● **YOUR OBJECTIVE**:
Provide the number of lines where the word "label" occurs, and no other text.

● **SOURCE DATA**:
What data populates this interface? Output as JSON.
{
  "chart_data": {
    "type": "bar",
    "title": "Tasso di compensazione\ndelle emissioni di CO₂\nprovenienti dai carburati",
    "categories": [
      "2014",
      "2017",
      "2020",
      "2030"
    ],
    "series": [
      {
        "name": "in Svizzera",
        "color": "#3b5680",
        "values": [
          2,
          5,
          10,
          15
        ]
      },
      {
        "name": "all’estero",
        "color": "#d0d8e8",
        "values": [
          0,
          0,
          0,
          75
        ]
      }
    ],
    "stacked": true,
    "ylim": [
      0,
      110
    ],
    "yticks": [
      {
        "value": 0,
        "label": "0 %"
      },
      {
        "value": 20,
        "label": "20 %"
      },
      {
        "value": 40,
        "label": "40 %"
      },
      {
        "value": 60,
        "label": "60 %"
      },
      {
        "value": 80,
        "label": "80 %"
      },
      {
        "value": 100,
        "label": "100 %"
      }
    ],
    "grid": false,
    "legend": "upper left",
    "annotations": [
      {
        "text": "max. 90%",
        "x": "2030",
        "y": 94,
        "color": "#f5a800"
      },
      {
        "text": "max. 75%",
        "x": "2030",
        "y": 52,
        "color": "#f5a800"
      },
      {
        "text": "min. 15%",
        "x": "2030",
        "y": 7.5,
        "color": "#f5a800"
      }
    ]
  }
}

● **SOLUTION FOR THIS EXERCISE**:
6